=== Short problem ===
Set the data down again, exactly as it reads, but without the pictures.

=== Recorded data ===
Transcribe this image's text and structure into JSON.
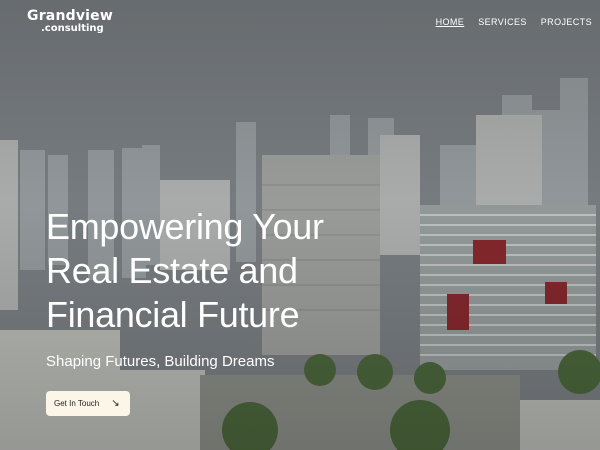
{
  "brand": {
    "name": "Grandview",
    "sub": ".consulting"
  },
  "nav": {
    "items": [
      {
        "label": "HOME",
        "active": true
      },
      {
        "label": "SERVICES",
        "active": false
      },
      {
        "label": "PROJECTS",
        "active": false
      }
    ]
  },
  "hero": {
    "headline": [
      "Empowering Your",
      "Real Estate and",
      "Financial Future"
    ],
    "subheadline": "Shaping Futures, Building Dreams",
    "cta_label": "Get In Touch",
    "cta_icon": "arrow-down-right-icon"
  },
  "colors": {
    "cta_bg": "#fbf6e8",
    "text": "#ffffff"
  }
}
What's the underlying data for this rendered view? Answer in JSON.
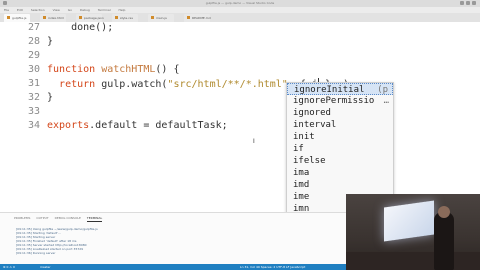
{
  "titlebar": {
    "title": "gulpfile.js — gulp-demo — Visual Studio Code"
  },
  "menu": [
    "File",
    "Edit",
    "Selection",
    "View",
    "Go",
    "Debug",
    "Terminal",
    "Help"
  ],
  "tabs": [
    {
      "label": "gulpfile.js"
    },
    {
      "label": "index.html"
    },
    {
      "label": "package.json"
    },
    {
      "label": "style.css"
    },
    {
      "label": "main.js"
    },
    {
      "label": "README.md"
    }
  ],
  "editor": {
    "lines": [
      {
        "num": "27",
        "text": "    done();"
      },
      {
        "num": "28",
        "text": "}"
      },
      {
        "num": "29",
        "text": ""
      },
      {
        "num": "30",
        "text": "function watchHTML() {"
      },
      {
        "num": "31",
        "text": "  return gulp.watch(\"src/html/**/*.html\", { i }, );"
      },
      {
        "num": "32",
        "text": "}"
      },
      {
        "num": "33",
        "text": ""
      },
      {
        "num": "34",
        "text": "exports.default = defaultTask;"
      }
    ],
    "line30": {
      "kw": "function",
      "fn": "watchHTML",
      "rest": "() {"
    },
    "line31": {
      "kw": "return",
      "pre": " gulp.watch(",
      "str": "\"src/html/**/*.html\"",
      "post_before_cursor": ", { i",
      "post_after_cursor": " }, );"
    },
    "line34": {
      "kw": "exports",
      "rest": ".default = defaultTask;"
    }
  },
  "suggestions": [
    {
      "label": "ignoreInitial",
      "hint": "(p"
    },
    {
      "label": "ignorePermissio",
      "hint": "…"
    },
    {
      "label": "ignored",
      "hint": ""
    },
    {
      "label": "interval",
      "hint": ""
    },
    {
      "label": "init",
      "hint": ""
    },
    {
      "label": "if",
      "hint": ""
    },
    {
      "label": "ifelse",
      "hint": ""
    },
    {
      "label": "ima",
      "hint": ""
    },
    {
      "label": "imd",
      "hint": ""
    },
    {
      "label": "ime",
      "hint": ""
    },
    {
      "label": "imn",
      "hint": ""
    },
    {
      "label": "imp",
      "hint": ""
    }
  ],
  "panel": {
    "tabs": [
      "PROBLEMS",
      "OUTPUT",
      "DEBUG CONSOLE",
      "TERMINAL"
    ],
    "log": [
      "[09:11:35] Using gulpfile ~/www/gulp-demo/gulpfile.js",
      "[09:11:35] Starting 'default'...",
      "[09:11:35] Starting server",
      "[09:11:35] Finished 'default' after 18 ms",
      "[09:11:35] Server started http://localhost:8080",
      "[09:11:35] LiveReload started on port 35729",
      "[09:11:36] Running server"
    ]
  },
  "statusbar": {
    "left": "⊗ 0 ⚠ 0",
    "branch": "master",
    "right": "Ln 31, Col 49   Spaces: 2   UTF-8   LF   JavaScript"
  }
}
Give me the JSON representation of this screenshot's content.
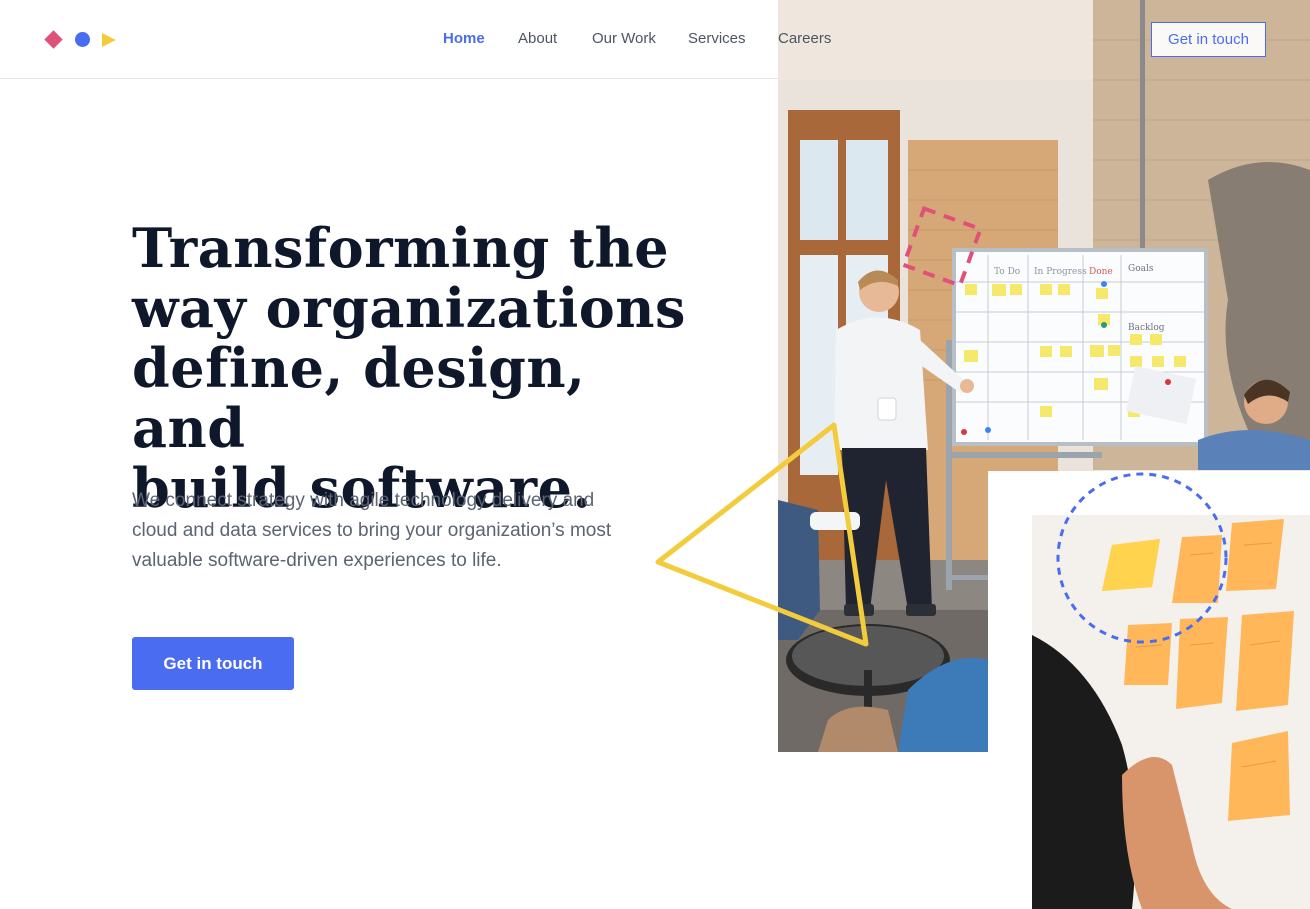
{
  "header": {
    "logo": {
      "shapes": [
        "diamond",
        "circle",
        "triangle"
      ],
      "colors": [
        "#e0517a",
        "#4a6cf0",
        "#f2cc3c"
      ]
    },
    "nav": [
      {
        "label": "Home",
        "active": true
      },
      {
        "label": "About",
        "active": false
      },
      {
        "label": "Our Work",
        "active": false
      },
      {
        "label": "Services",
        "active": false
      },
      {
        "label": "Careers",
        "active": false
      }
    ],
    "cta_label": "Get in touch"
  },
  "hero": {
    "headline_lines": [
      "Transforming the",
      "way organizations",
      "define, design, and",
      "build software."
    ],
    "subcopy_lines": [
      "We connect strategy with agile technology delivery and",
      "cloud and data services to bring your organization’s most",
      "valuable software-driven experiences to life."
    ],
    "cta_label": "Get in touch"
  },
  "board": {
    "columns": [
      "To Do",
      "In Progress",
      "Done",
      "Goals"
    ],
    "backlog_label": "Backlog"
  },
  "colors": {
    "accent": "#4a6cf0",
    "pink": "#e0517a",
    "yellow": "#f2cc3c",
    "heading": "#0f172a",
    "body": "#5b6472"
  }
}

=== Result of the exercise ===
Transcribe this image's text and structure into JSON.
{
  "brand": {
    "name": "Grandview",
    "sub": ".consulting"
  },
  "nav": {
    "items": [
      {
        "label": "HOME",
        "active": true
      },
      {
        "label": "SERVICES",
        "active": false
      },
      {
        "label": "PROJECTS",
        "active": false
      }
    ]
  },
  "hero": {
    "headline": [
      "Empowering Your",
      "Real Estate and",
      "Financial Future"
    ],
    "subheadline": "Shaping Futures, Building Dreams",
    "cta_label": "Get In Touch",
    "cta_icon": "arrow-down-right-icon"
  },
  "colors": {
    "cta_bg": "#fbf6e8",
    "text": "#ffffff"
  }
}
What's the underlying data for this rendered view? Answer in JSON.
{
  "titlebar": {
    "title": "gulpfile.js — gulp-demo — Visual Studio Code"
  },
  "menu": [
    "File",
    "Edit",
    "Selection",
    "View",
    "Go",
    "Debug",
    "Terminal",
    "Help"
  ],
  "tabs": [
    {
      "label": "gulpfile.js"
    },
    {
      "label": "index.html"
    },
    {
      "label": "package.json"
    },
    {
      "label": "style.css"
    },
    {
      "label": "main.js"
    },
    {
      "label": "README.md"
    }
  ],
  "editor": {
    "lines": [
      {
        "num": "27",
        "text": "    done();"
      },
      {
        "num": "28",
        "text": "}"
      },
      {
        "num": "29",
        "text": ""
      },
      {
        "num": "30",
        "text": "function watchHTML() {"
      },
      {
        "num": "31",
        "text": "  return gulp.watch(\"src/html/**/*.html\", { i }, );"
      },
      {
        "num": "32",
        "text": "}"
      },
      {
        "num": "33",
        "text": ""
      },
      {
        "num": "34",
        "text": "exports.default = defaultTask;"
      }
    ],
    "line30": {
      "kw": "function",
      "fn": "watchHTML",
      "rest": "() {"
    },
    "line31": {
      "kw": "return",
      "pre": " gulp.watch(",
      "str": "\"src/html/**/*.html\"",
      "post_before_cursor": ", { i",
      "post_after_cursor": " }, );"
    },
    "line34": {
      "kw": "exports",
      "rest": ".default = defaultTask;"
    }
  },
  "suggestions": [
    {
      "label": "ignoreInitial",
      "hint": "(p"
    },
    {
      "label": "ignorePermissio",
      "hint": "…"
    },
    {
      "label": "ignored",
      "hint": ""
    },
    {
      "label": "interval",
      "hint": ""
    },
    {
      "label": "init",
      "hint": ""
    },
    {
      "label": "if",
      "hint": ""
    },
    {
      "label": "ifelse",
      "hint": ""
    },
    {
      "label": "ima",
      "hint": ""
    },
    {
      "label": "imd",
      "hint": ""
    },
    {
      "label": "ime",
      "hint": ""
    },
    {
      "label": "imn",
      "hint": ""
    },
    {
      "label": "imp",
      "hint": ""
    }
  ],
  "panel": {
    "tabs": [
      "PROBLEMS",
      "OUTPUT",
      "DEBUG CONSOLE",
      "TERMINAL"
    ],
    "log": [
      "[09:11:35] Using gulpfile ~/www/gulp-demo/gulpfile.js",
      "[09:11:35] Starting 'default'...",
      "[09:11:35] Starting server",
      "[09:11:35] Finished 'default' after 18 ms",
      "[09:11:35] Server started http://localhost:8080",
      "[09:11:35] LiveReload started on port 35729",
      "[09:11:36] Running server"
    ]
  },
  "statusbar": {
    "left": "⊗ 0 ⚠ 0",
    "branch": "master",
    "right": "Ln 31, Col 49   Spaces: 2   UTF-8   LF   JavaScript"
  }
}
Give me the JSON representation of this screenshot's content.
{
  "header": {
    "logo": {
      "shapes": [
        "diamond",
        "circle",
        "triangle"
      ],
      "colors": [
        "#e0517a",
        "#4a6cf0",
        "#f2cc3c"
      ]
    },
    "nav": [
      {
        "label": "Home",
        "active": true
      },
      {
        "label": "About",
        "active": false
      },
      {
        "label": "Our Work",
        "active": false
      },
      {
        "label": "Services",
        "active": false
      },
      {
        "label": "Careers",
        "active": false
      }
    ],
    "cta_label": "Get in touch"
  },
  "hero": {
    "headline_lines": [
      "Transforming the",
      "way organizations",
      "define, design, and",
      "build software."
    ],
    "subcopy_lines": [
      "We connect strategy with agile technology delivery and",
      "cloud and data services to bring your organization’s most",
      "valuable software-driven experiences to life."
    ],
    "cta_label": "Get in touch"
  },
  "board": {
    "columns": [
      "To Do",
      "In Progress",
      "Done",
      "Goals"
    ],
    "backlog_label": "Backlog"
  },
  "colors": {
    "accent": "#4a6cf0",
    "pink": "#e0517a",
    "yellow": "#f2cc3c",
    "heading": "#0f172a",
    "body": "#5b6472"
  }
}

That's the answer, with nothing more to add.